Your instructions:
Transcribe every line exactly and omit anything that is a picture.

[Data records]
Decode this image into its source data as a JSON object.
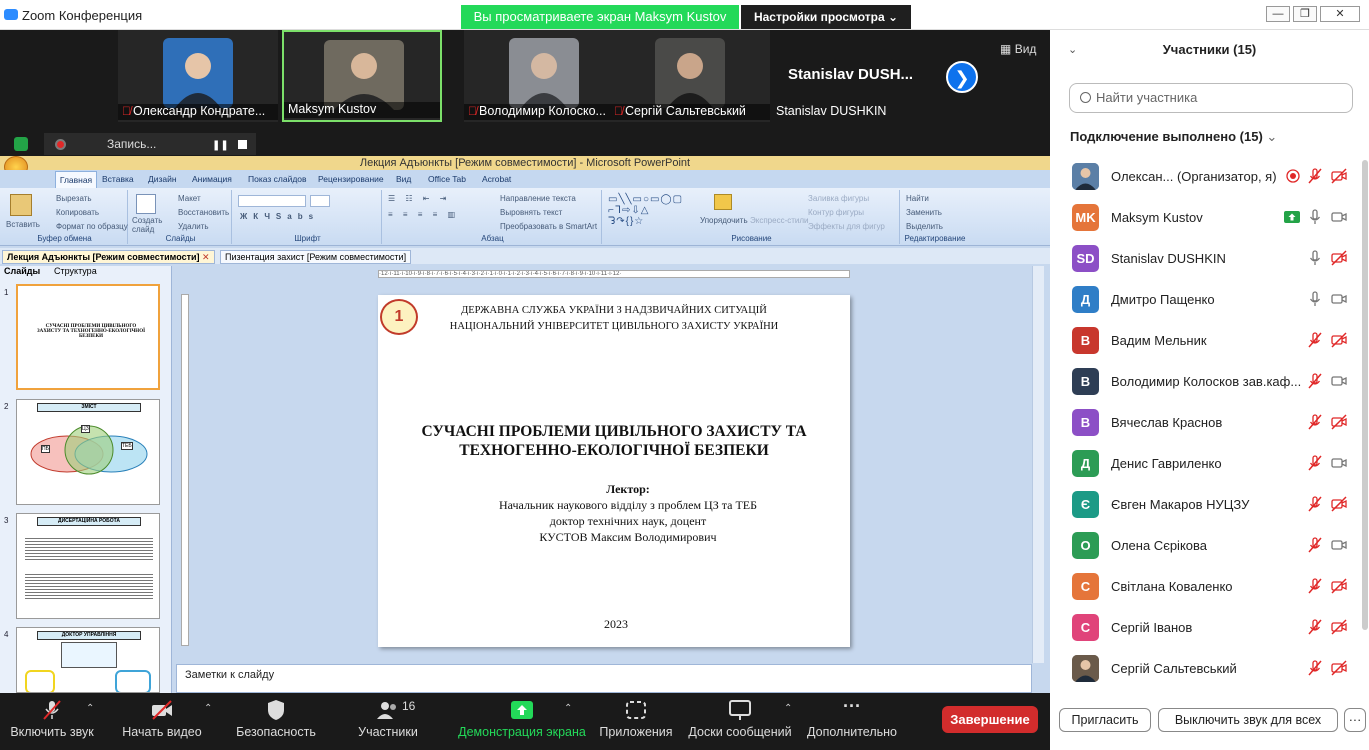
{
  "window": {
    "title": "Zoom Конференция",
    "share_banner": "Вы просматриваете экран Maksym Kustov",
    "view_options": "Настройки просмотра"
  },
  "video": {
    "tiles": [
      {
        "name": "Олександр Кондрате...",
        "muted": true
      },
      {
        "name": "Maksym Kustov",
        "muted": false
      },
      {
        "name": "Володимир Колоско...",
        "muted": true
      },
      {
        "name": "Сергій Сальтевський",
        "muted": true
      },
      {
        "name": "Stanislav DUSHKIN",
        "big_name": "Stanislav  DUSH...",
        "muted": false
      }
    ],
    "view_label": "Вид"
  },
  "recording": {
    "label": "Запись..."
  },
  "ppt": {
    "title": "Лекция Адъюнкты [Режим совместимости] - Microsoft PowerPoint",
    "tabs": [
      "Главная",
      "Вставка",
      "Дизайн",
      "Анимация",
      "Показ слайдов",
      "Рецензирование",
      "Вид",
      "Office Tab",
      "Acrobat"
    ],
    "groups": {
      "clipboard": "Буфер обмена",
      "slides": "Слайды",
      "font": "Шрифт",
      "paragraph": "Абзац",
      "drawing": "Рисование",
      "editing": "Редактирование"
    },
    "ribbon_items": {
      "paste": "Вставить",
      "cut": "Вырезать",
      "copy": "Копировать",
      "format_painter": "Формат по образцу",
      "new_slide": "Создать слайд",
      "layout": "Макет",
      "reset": "Восстановить",
      "delete": "Удалить",
      "text_direction": "Направление текста",
      "align_text": "Выровнять текст",
      "smartart": "Преобразовать в SmartArt",
      "arrange": "Упорядочить",
      "quick_styles": "Экспресс-стили",
      "shape_fill": "Заливка фигуры",
      "shape_outline": "Контур фигуры",
      "shape_effects": "Эффекты для фигур",
      "find": "Найти",
      "replace": "Заменить",
      "select": "Выделить"
    },
    "doc_tabs": [
      "Лекция Адъюнкты [Режим совместимости]",
      "Пизентация захист [Режим совместимости]"
    ],
    "pane_tabs": [
      "Слайды",
      "Структура"
    ],
    "ruler": "·12·ı·11·ı·10·ı·9·ı·8·ı·7·ı·6·ı·5·ı·4·ı·3·ı·2·ı·1·ı·0·ı·1·ı·2·ı·3·ı·4·ı·5·ı·6·ı·7·ı·8·ı·9·ı·10·ı·11·ı·12·",
    "thumbnails": [
      {
        "num": "1",
        "title": "СУЧАСНІ ПРОБЛЕМИ ЦИВІЛЬНОГО ЗАХИСТУ ТА ТЕХНОГЕННО-ЕКОЛОГІЧНОЇ БЕЗПЕКИ"
      },
      {
        "num": "2",
        "title": "ЗМІСТ",
        "labels": [
          "ЦЗ",
          "ПБ",
          "ТЕБ"
        ]
      },
      {
        "num": "3",
        "title": "ДИСЕРТАЦІЙНА РОБОТА"
      },
      {
        "num": "4",
        "title": "ДОКТОР УПРАВЛІННЯ"
      }
    ],
    "slide": {
      "number": "1",
      "org1": "ДЕРЖАВНА СЛУЖБА УКРАЇНИ З НАДЗВИЧАЙНИХ СИТУАЦІЙ",
      "org2": "НАЦІОНАЛЬНИЙ УНІВЕРСИТЕТ ЦИВІЛЬНОГО ЗАХИСТУ УКРАЇНИ",
      "title1": "СУЧАСНІ ПРОБЛЕМИ ЦИВІЛЬНОГО ЗАХИСТУ ТА",
      "title2": "ТЕХНОГЕННО-ЕКОЛОГІЧНОЇ БЕЗПЕКИ",
      "lector_label": "Лектор:",
      "line1": "Начальник наукового відділу з проблем ЦЗ та ТЕБ",
      "line2": "доктор технічних наук, доцент",
      "line3": "КУСТОВ Максим Володимирович",
      "year": "2023"
    },
    "notes_placeholder": "Заметки к слайду"
  },
  "sidebar": {
    "title": "Участники (15)",
    "search_placeholder": "Найти участника",
    "connected_label": "Подключение выполнено (15)",
    "participants": [
      {
        "initials": "",
        "name": "Олексан...  (Организатор, я)",
        "color": "#5b7fa6",
        "photo": true,
        "mic": "off",
        "cam": "off",
        "rec": true
      },
      {
        "initials": "MK",
        "name": "Maksym Kustov",
        "color": "#e5753a",
        "mic": "on",
        "cam": "on",
        "share": true
      },
      {
        "initials": "SD",
        "name": "Stanislav DUSHKIN",
        "color": "#8c4fc6",
        "mic": "on",
        "cam": "off"
      },
      {
        "initials": "Д",
        "name": "Дмитро Пащенко",
        "color": "#2f7ec7",
        "mic": "on",
        "cam": "on"
      },
      {
        "initials": "В",
        "name": "Вадим Мельник",
        "color": "#c8372d",
        "mic": "off",
        "cam": "off"
      },
      {
        "initials": "В",
        "name": "Володимир  Колосков зав.каф...",
        "color": "#2e3e55",
        "mic": "off",
        "cam": "on"
      },
      {
        "initials": "В",
        "name": "Вячеслав Краснов",
        "color": "#8c4fc6",
        "mic": "off",
        "cam": "off"
      },
      {
        "initials": "Д",
        "name": "Денис Гавриленко",
        "color": "#2c9c55",
        "mic": "off",
        "cam": "on"
      },
      {
        "initials": "Є",
        "name": "Євген Макаров НУЦЗУ",
        "color": "#1c9a86",
        "mic": "off",
        "cam": "off"
      },
      {
        "initials": "О",
        "name": "Олена Сєрікова",
        "color": "#2c9c55",
        "mic": "off",
        "cam": "on"
      },
      {
        "initials": "С",
        "name": "Світлана Коваленко",
        "color": "#e5753a",
        "mic": "off",
        "cam": "off"
      },
      {
        "initials": "С",
        "name": "Сергій Іванов",
        "color": "#e0447a",
        "mic": "off",
        "cam": "off"
      },
      {
        "initials": "",
        "name": "Сергій Сальтевський",
        "color": "#6a5a4a",
        "photo": true,
        "mic": "off",
        "cam": "off"
      }
    ],
    "invite": "Пригласить",
    "mute_all": "Выключить звук для всех",
    "more": "···"
  },
  "toolbar": {
    "unmute": "Включить звук",
    "start_video": "Начать видео",
    "security": "Безопасность",
    "participants": "Участники",
    "participants_count": "16",
    "share": "Демонстрация экрана",
    "apps": "Приложения",
    "whiteboards": "Доски сообщений",
    "more": "Дополнительно",
    "end": "Завершение"
  },
  "colors": {
    "zoom_blue": "#0e72ed",
    "share_green": "#23d959",
    "end_red": "#d22c2c",
    "muted_red": "#e02828"
  }
}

Complete answer:
Decode this image into its source data as a JSON object.
{
  "window": {
    "title": "Zoom Конференция",
    "share_banner": "Вы просматриваете экран Maksym Kustov",
    "view_options": "Настройки просмотра"
  },
  "video": {
    "tiles": [
      {
        "name": "Олександр Кондрате...",
        "muted": true
      },
      {
        "name": "Maksym Kustov",
        "muted": false
      },
      {
        "name": "Володимир Колоско...",
        "muted": true
      },
      {
        "name": "Сергій Сальтевський",
        "muted": true
      },
      {
        "name": "Stanislav DUSHKIN",
        "big_name": "Stanislav  DUSH...",
        "muted": false
      }
    ],
    "view_label": "Вид"
  },
  "recording": {
    "label": "Запись..."
  },
  "ppt": {
    "title": "Лекция Адъюнкты [Режим совместимости] - Microsoft PowerPoint",
    "tabs": [
      "Главная",
      "Вставка",
      "Дизайн",
      "Анимация",
      "Показ слайдов",
      "Рецензирование",
      "Вид",
      "Office Tab",
      "Acrobat"
    ],
    "groups": {
      "clipboard": "Буфер обмена",
      "slides": "Слайды",
      "font": "Шрифт",
      "paragraph": "Абзац",
      "drawing": "Рисование",
      "editing": "Редактирование"
    },
    "ribbon_items": {
      "paste": "Вставить",
      "cut": "Вырезать",
      "copy": "Копировать",
      "format_painter": "Формат по образцу",
      "new_slide": "Создать слайд",
      "layout": "Макет",
      "reset": "Восстановить",
      "delete": "Удалить",
      "text_direction": "Направление текста",
      "align_text": "Выровнять текст",
      "smartart": "Преобразовать в SmartArt",
      "arrange": "Упорядочить",
      "quick_styles": "Экспресс-стили",
      "shape_fill": "Заливка фигуры",
      "shape_outline": "Контур фигуры",
      "shape_effects": "Эффекты для фигур",
      "find": "Найти",
      "replace": "Заменить",
      "select": "Выделить"
    },
    "doc_tabs": [
      "Лекция Адъюнкты [Режим совместимости]",
      "Пизентация захист [Режим совместимости]"
    ],
    "pane_tabs": [
      "Слайды",
      "Структура"
    ],
    "ruler": "·12·ı·11·ı·10·ı·9·ı·8·ı·7·ı·6·ı·5·ı·4·ı·3·ı·2·ı·1·ı·0·ı·1·ı·2·ı·3·ı·4·ı·5·ı·6·ı·7·ı·8·ı·9·ı·10·ı·11·ı·12·",
    "thumbnails": [
      {
        "num": "1",
        "title": "СУЧАСНІ ПРОБЛЕМИ ЦИВІЛЬНОГО ЗАХИСТУ ТА ТЕХНОГЕННО-ЕКОЛОГІЧНОЇ БЕЗПЕКИ"
      },
      {
        "num": "2",
        "title": "ЗМІСТ",
        "labels": [
          "ЦЗ",
          "ПБ",
          "ТЕБ"
        ]
      },
      {
        "num": "3",
        "title": "ДИСЕРТАЦІЙНА РОБОТА"
      },
      {
        "num": "4",
        "title": "ДОКТОР УПРАВЛІННЯ"
      }
    ],
    "slide": {
      "number": "1",
      "org1": "ДЕРЖАВНА СЛУЖБА УКРАЇНИ З НАДЗВИЧАЙНИХ СИТУАЦІЙ",
      "org2": "НАЦІОНАЛЬНИЙ УНІВЕРСИТЕТ ЦИВІЛЬНОГО ЗАХИСТУ УКРАЇНИ",
      "title1": "СУЧАСНІ ПРОБЛЕМИ ЦИВІЛЬНОГО ЗАХИСТУ ТА",
      "title2": "ТЕХНОГЕННО-ЕКОЛОГІЧНОЇ БЕЗПЕКИ",
      "lector_label": "Лектор:",
      "line1": "Начальник наукового відділу з проблем ЦЗ та ТЕБ",
      "line2": "доктор технічних наук, доцент",
      "line3": "КУСТОВ Максим Володимирович",
      "year": "2023"
    },
    "notes_placeholder": "Заметки к слайду"
  },
  "sidebar": {
    "title": "Участники (15)",
    "search_placeholder": "Найти участника",
    "connected_label": "Подключение выполнено (15)",
    "participants": [
      {
        "initials": "",
        "name": "Олексан...  (Организатор, я)",
        "color": "#5b7fa6",
        "photo": true,
        "mic": "off",
        "cam": "off",
        "rec": true
      },
      {
        "initials": "MK",
        "name": "Maksym Kustov",
        "color": "#e5753a",
        "mic": "on",
        "cam": "on",
        "share": true
      },
      {
        "initials": "SD",
        "name": "Stanislav DUSHKIN",
        "color": "#8c4fc6",
        "mic": "on",
        "cam": "off"
      },
      {
        "initials": "Д",
        "name": "Дмитро Пащенко",
        "color": "#2f7ec7",
        "mic": "on",
        "cam": "on"
      },
      {
        "initials": "В",
        "name": "Вадим Мельник",
        "color": "#c8372d",
        "mic": "off",
        "cam": "off"
      },
      {
        "initials": "В",
        "name": "Володимир  Колосков зав.каф...",
        "color": "#2e3e55",
        "mic": "off",
        "cam": "on"
      },
      {
        "initials": "В",
        "name": "Вячеслав Краснов",
        "color": "#8c4fc6",
        "mic": "off",
        "cam": "off"
      },
      {
        "initials": "Д",
        "name": "Денис Гавриленко",
        "color": "#2c9c55",
        "mic": "off",
        "cam": "on"
      },
      {
        "initials": "Є",
        "name": "Євген Макаров НУЦЗУ",
        "color": "#1c9a86",
        "mic": "off",
        "cam": "off"
      },
      {
        "initials": "О",
        "name": "Олена Сєрікова",
        "color": "#2c9c55",
        "mic": "off",
        "cam": "on"
      },
      {
        "initials": "С",
        "name": "Світлана Коваленко",
        "color": "#e5753a",
        "mic": "off",
        "cam": "off"
      },
      {
        "initials": "С",
        "name": "Сергій Іванов",
        "color": "#e0447a",
        "mic": "off",
        "cam": "off"
      },
      {
        "initials": "",
        "name": "Сергій Сальтевський",
        "color": "#6a5a4a",
        "photo": true,
        "mic": "off",
        "cam": "off"
      }
    ],
    "invite": "Пригласить",
    "mute_all": "Выключить звук для всех",
    "more": "···"
  },
  "toolbar": {
    "unmute": "Включить звук",
    "start_video": "Начать видео",
    "security": "Безопасность",
    "participants": "Участники",
    "participants_count": "16",
    "share": "Демонстрация экрана",
    "apps": "Приложения",
    "whiteboards": "Доски сообщений",
    "more": "Дополнительно",
    "end": "Завершение"
  },
  "colors": {
    "zoom_blue": "#0e72ed",
    "share_green": "#23d959",
    "end_red": "#d22c2c",
    "muted_red": "#e02828"
  }
}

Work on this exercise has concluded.